*Task to carry out*.
Repeat every entry word for word, but leave the images out of your copy.

• • •

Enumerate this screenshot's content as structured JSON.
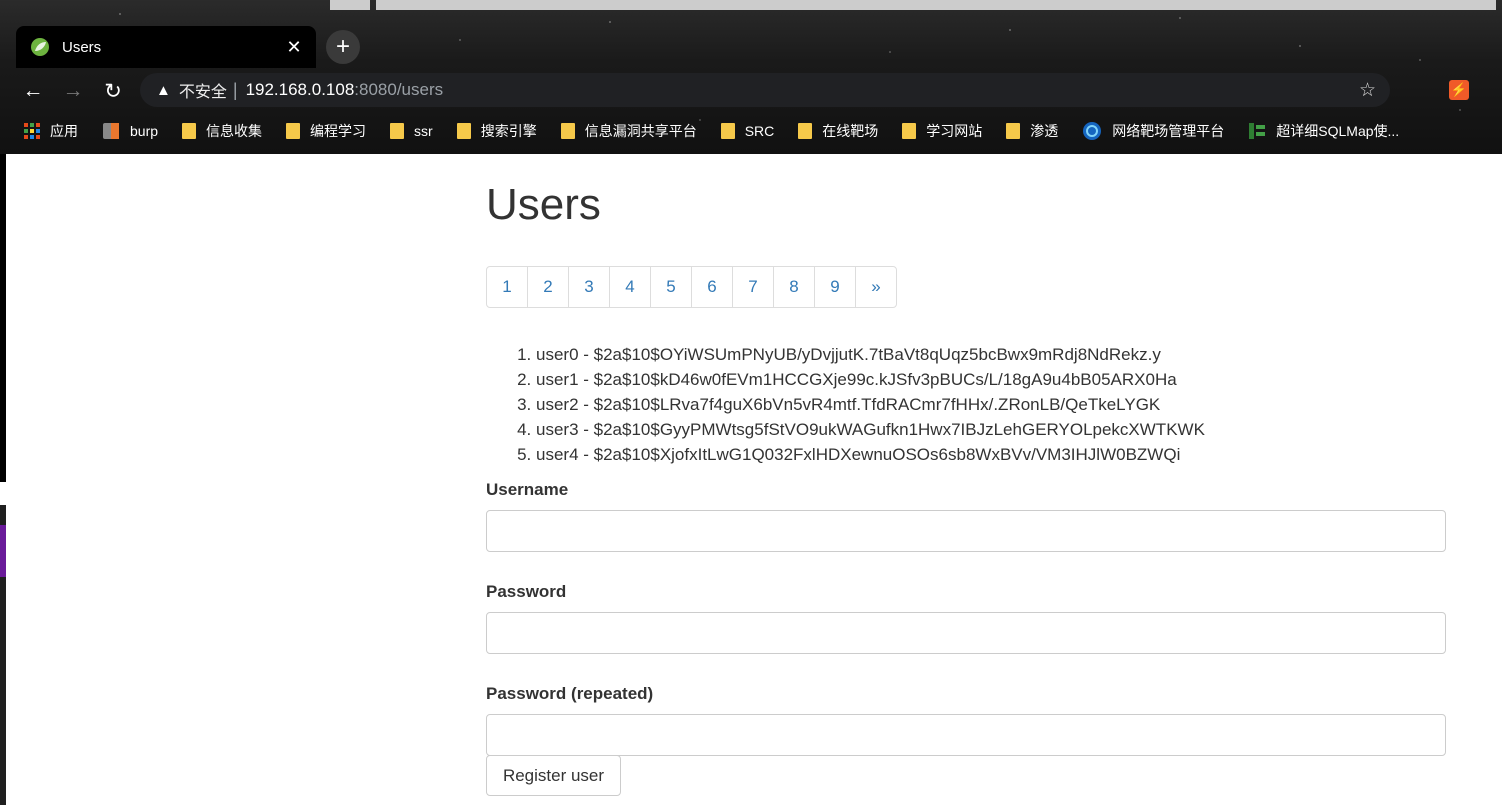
{
  "browser": {
    "tab_title": "Users",
    "tab_close": "✕",
    "new_tab": "+",
    "nav": {
      "back": "←",
      "forward": "→",
      "reload": "↻"
    },
    "address": {
      "warning_icon": "▲",
      "security_text": "不安全",
      "separator": "|",
      "host": "192.168.0.108",
      "rest": ":8080/users"
    },
    "star": "☆",
    "extension_label": "⚡",
    "bookmarks": [
      {
        "label": "应用",
        "icon": "apps-grid-icon"
      },
      {
        "label": "burp",
        "icon": "burp-icon"
      },
      {
        "label": "信息收集",
        "icon": "folder-icon"
      },
      {
        "label": "编程学习",
        "icon": "folder-icon"
      },
      {
        "label": "ssr",
        "icon": "folder-icon"
      },
      {
        "label": "搜索引擎",
        "icon": "folder-icon"
      },
      {
        "label": "信息漏洞共享平台",
        "icon": "folder-icon"
      },
      {
        "label": "SRC",
        "icon": "folder-icon"
      },
      {
        "label": "在线靶场",
        "icon": "folder-icon"
      },
      {
        "label": "学习网站",
        "icon": "folder-icon"
      },
      {
        "label": "渗透",
        "icon": "folder-icon"
      },
      {
        "label": "网络靶场管理平台",
        "icon": "globe-icon"
      },
      {
        "label": "超详细SQLMap使...",
        "icon": "doc-icon"
      }
    ]
  },
  "page": {
    "title": "Users",
    "pagination": [
      "1",
      "2",
      "3",
      "4",
      "5",
      "6",
      "7",
      "8",
      "9",
      "»"
    ],
    "users": [
      "user0 - $2a$10$OYiWSUmPNyUB/yDvjjutK.7tBaVt8qUqz5bcBwx9mRdj8NdRekz.y",
      "user1 - $2a$10$kD46w0fEVm1HCCGXje99c.kJSfv3pBUCs/L/18gA9u4bB05ARX0Ha",
      "user2 - $2a$10$LRva7f4guX6bVn5vR4mtf.TfdRACmr7fHHx/.ZRonLB/QeTkeLYGK",
      "user3 - $2a$10$GyyPMWtsg5fStVO9ukWAGufkn1Hwx7IBJzLehGERYOLpekcXWTKWK",
      "user4 - $2a$10$XjofxItLwG1Q032FxlHDXewnuOSOs6sb8WxBVv/VM3IHJlW0BZWQi"
    ],
    "form": {
      "username_label": "Username",
      "username_value": "",
      "password_label": "Password",
      "password_value": "",
      "password_repeated_label": "Password (repeated)",
      "password_repeated_value": "",
      "submit_label": "Register user"
    }
  },
  "colors": {
    "link": "#337ab7",
    "text": "#333333",
    "border": "#cccccc"
  }
}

• • •

*The solution*.
Enumerate this screenshot's content as structured JSON.
{
  "browser": {
    "tab_title": "Users",
    "tab_close": "✕",
    "new_tab": "+",
    "nav": {
      "back": "←",
      "forward": "→",
      "reload": "↻"
    },
    "address": {
      "warning_icon": "▲",
      "security_text": "不安全",
      "separator": "|",
      "host": "192.168.0.108",
      "rest": ":8080/users"
    },
    "star": "☆",
    "extension_label": "⚡",
    "bookmarks": [
      {
        "label": "应用",
        "icon": "apps-grid-icon"
      },
      {
        "label": "burp",
        "icon": "burp-icon"
      },
      {
        "label": "信息收集",
        "icon": "folder-icon"
      },
      {
        "label": "编程学习",
        "icon": "folder-icon"
      },
      {
        "label": "ssr",
        "icon": "folder-icon"
      },
      {
        "label": "搜索引擎",
        "icon": "folder-icon"
      },
      {
        "label": "信息漏洞共享平台",
        "icon": "folder-icon"
      },
      {
        "label": "SRC",
        "icon": "folder-icon"
      },
      {
        "label": "在线靶场",
        "icon": "folder-icon"
      },
      {
        "label": "学习网站",
        "icon": "folder-icon"
      },
      {
        "label": "渗透",
        "icon": "folder-icon"
      },
      {
        "label": "网络靶场管理平台",
        "icon": "globe-icon"
      },
      {
        "label": "超详细SQLMap使...",
        "icon": "doc-icon"
      }
    ]
  },
  "page": {
    "title": "Users",
    "pagination": [
      "1",
      "2",
      "3",
      "4",
      "5",
      "6",
      "7",
      "8",
      "9",
      "»"
    ],
    "users": [
      "user0 - $2a$10$OYiWSUmPNyUB/yDvjjutK.7tBaVt8qUqz5bcBwx9mRdj8NdRekz.y",
      "user1 - $2a$10$kD46w0fEVm1HCCGXje99c.kJSfv3pBUCs/L/18gA9u4bB05ARX0Ha",
      "user2 - $2a$10$LRva7f4guX6bVn5vR4mtf.TfdRACmr7fHHx/.ZRonLB/QeTkeLYGK",
      "user3 - $2a$10$GyyPMWtsg5fStVO9ukWAGufkn1Hwx7IBJzLehGERYOLpekcXWTKWK",
      "user4 - $2a$10$XjofxItLwG1Q032FxlHDXewnuOSOs6sb8WxBVv/VM3IHJlW0BZWQi"
    ],
    "form": {
      "username_label": "Username",
      "username_value": "",
      "password_label": "Password",
      "password_value": "",
      "password_repeated_label": "Password (repeated)",
      "password_repeated_value": "",
      "submit_label": "Register user"
    }
  },
  "colors": {
    "link": "#337ab7",
    "text": "#333333",
    "border": "#cccccc"
  }
}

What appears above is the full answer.